§ **Your goal**
Gather all lines with "writing" from the records.

§ **Material for this task**
★ ★ ★ ★ ★
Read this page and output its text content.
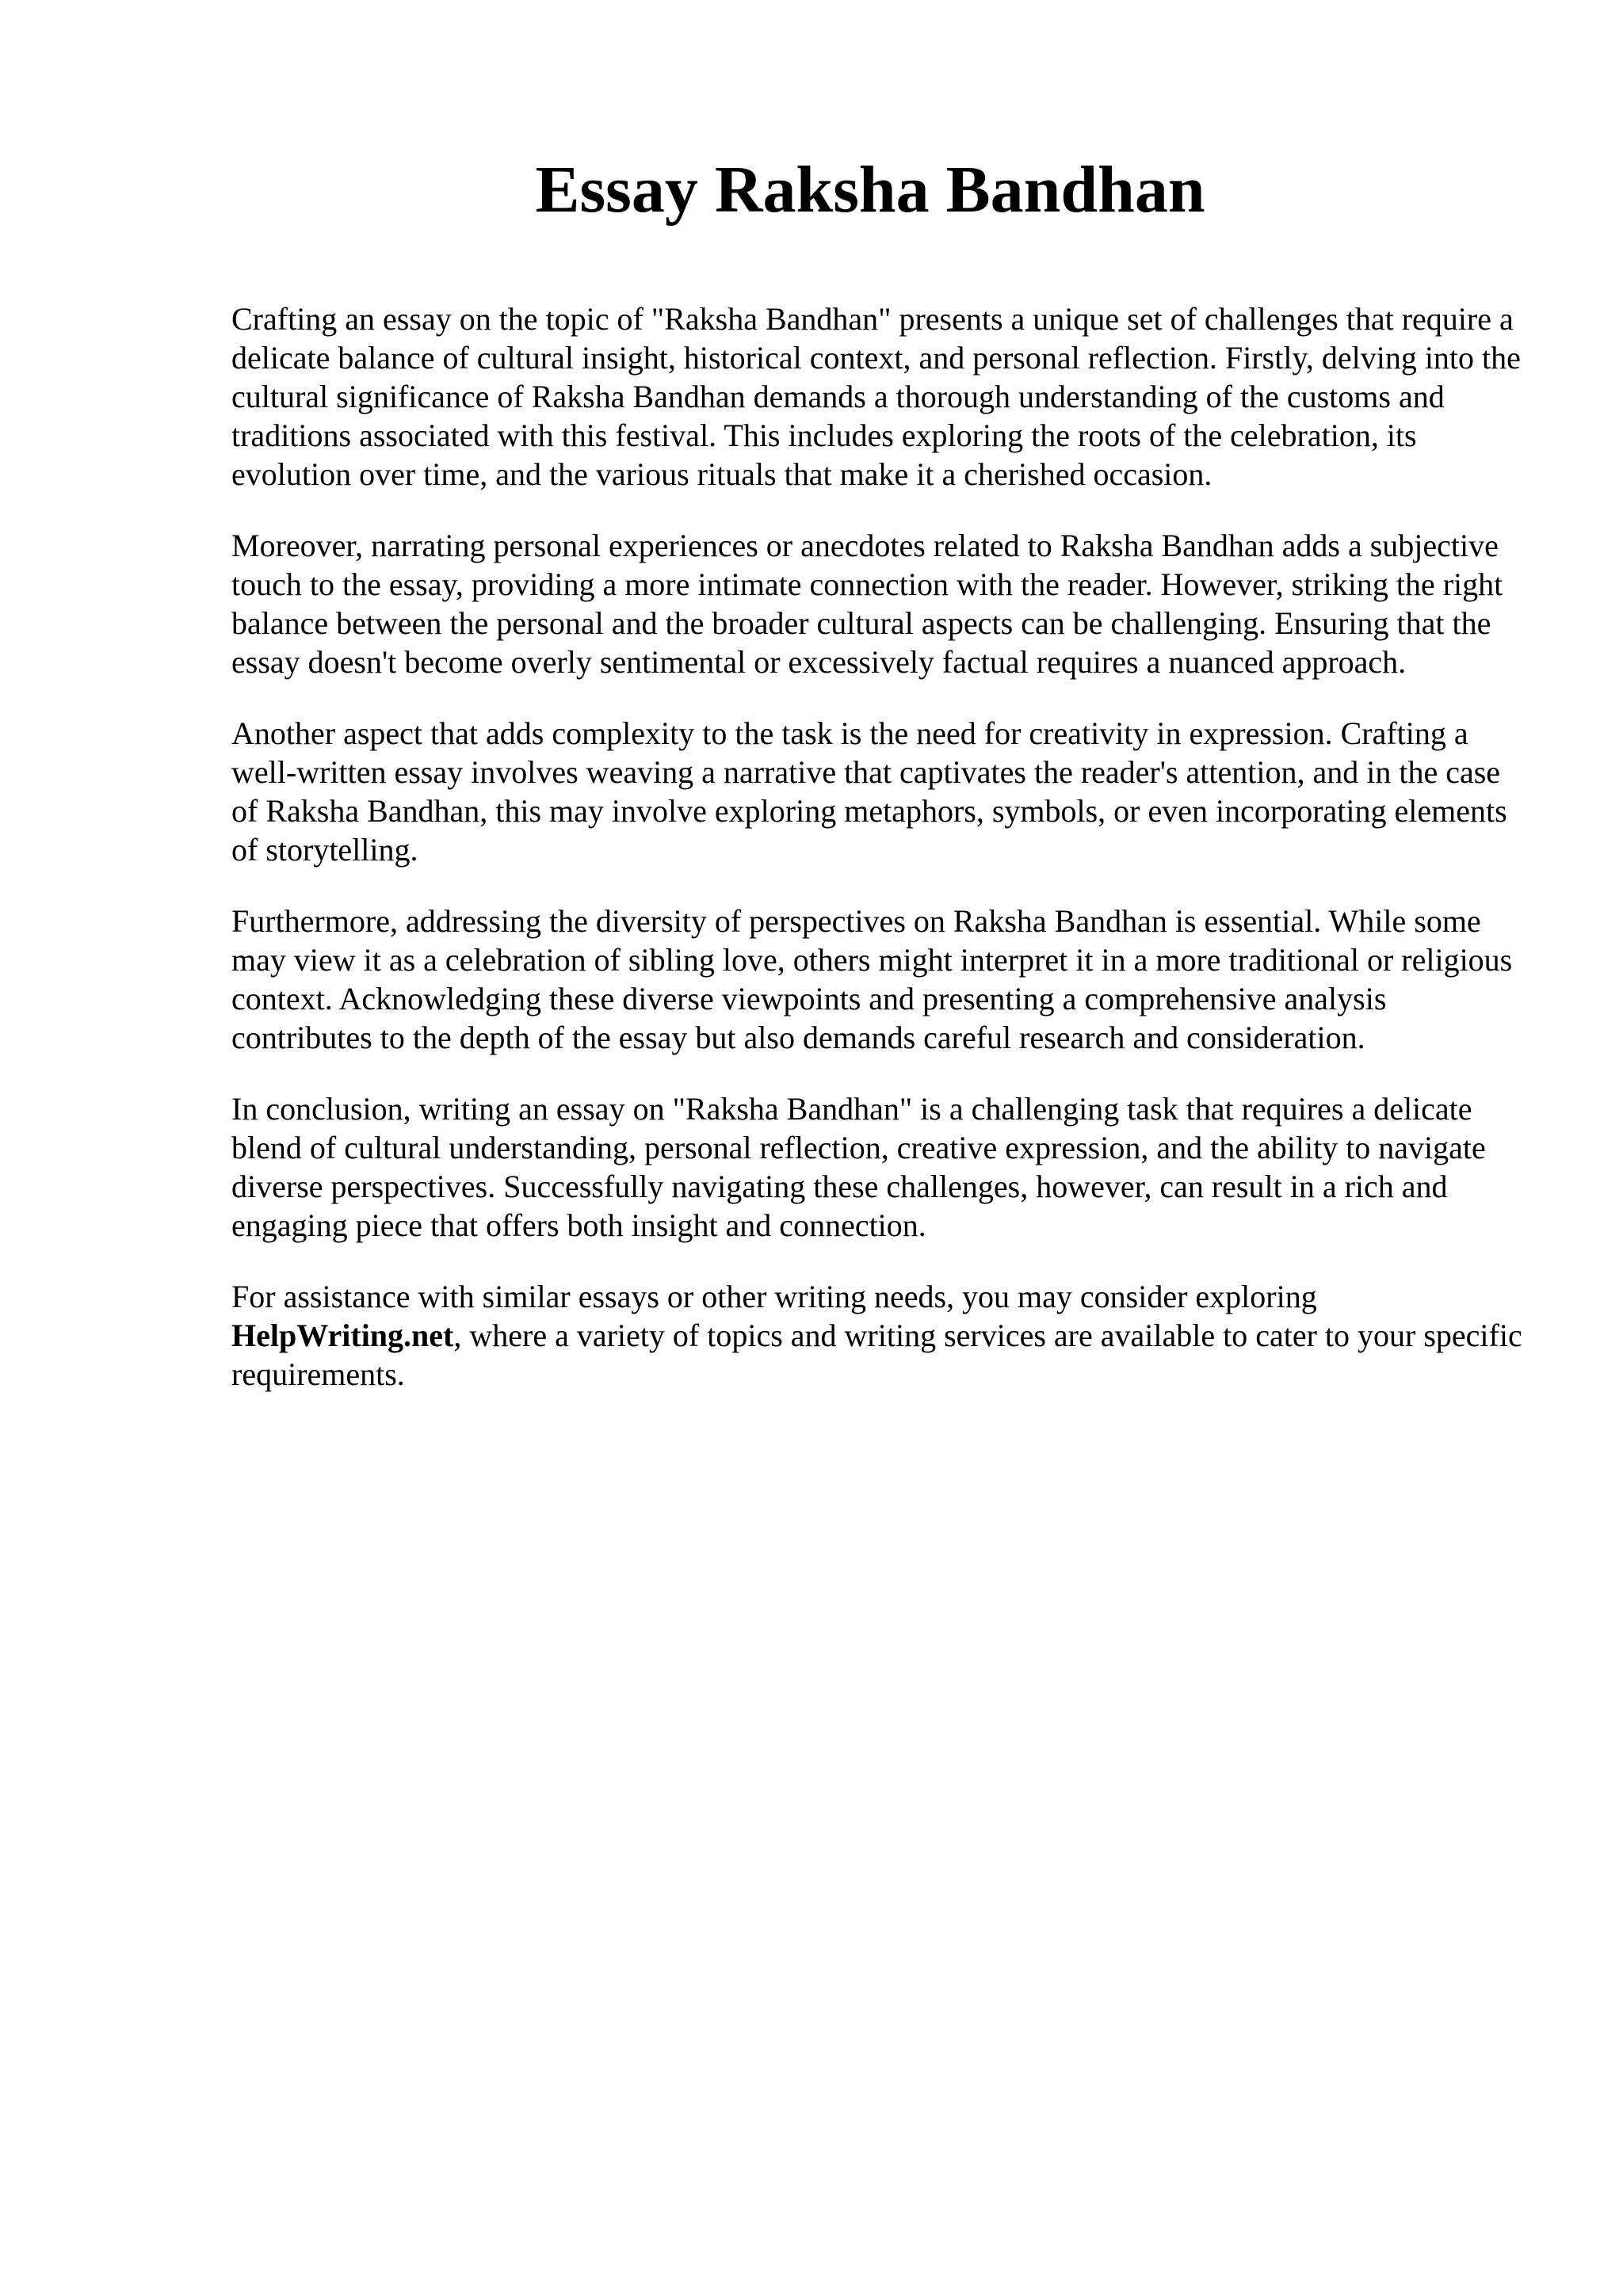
Essay Raksha Bandhan

Crafting an essay on the topic of "Raksha Bandhan" presents a unique set of challenges that require a delicate balance of cultural insight, historical context, and personal reflection. Firstly, delving into the cultural significance of Raksha Bandhan demands a thorough understanding of the customs and traditions associated with this festival. This includes exploring the roots of the celebration, its evolution over time, and the various rituals that make it a cherished occasion.

Moreover, narrating personal experiences or anecdotes related to Raksha Bandhan adds a subjective touch to the essay, providing a more intimate connection with the reader. However, striking the right balance between the personal and the broader cultural aspects can be challenging. Ensuring that the essay doesn't become overly sentimental or excessively factual requires a nuanced approach.

Another aspect that adds complexity to the task is the need for creativity in expression. Crafting a well-written essay involves weaving a narrative that captivates the reader's attention, and in the case of Raksha Bandhan, this may involve exploring metaphors, symbols, or even incorporating elements of storytelling.

Furthermore, addressing the diversity of perspectives on Raksha Bandhan is essential. While some may view it as a celebration of sibling love, others might interpret it in a more traditional or religious context. Acknowledging these diverse viewpoints and presenting a comprehensive analysis contributes to the depth of the essay but also demands careful research and consideration.

In conclusion, writing an essay on "Raksha Bandhan" is a challenging task that requires a delicate blend of cultural understanding, personal reflection, creative expression, and the ability to navigate diverse perspectives. Successfully navigating these challenges, however, can result in a rich and engaging piece that offers both insight and connection.

For assistance with similar essays or other writing needs, you may consider exploring HelpWriting.net, where a variety of topics and writing services are available to cater to your specific requirements.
★ ★ ★ ★ ★
§ **Result**
In conclusion, writing an essay on "Raksha Bandhan" is a challenging task that requires a delicate blend of cultural understanding, personal reflection, creative expression, and the ability to navigate diverse perspectives. Successfully navigating these challenges, however, can result in a rich and engaging piece that offers both insight and connection.
For assistance with similar essays or other writing needs, you may consider exploring HelpWriting.net, where a variety of topics and writing services are available to cater to your specific requirements.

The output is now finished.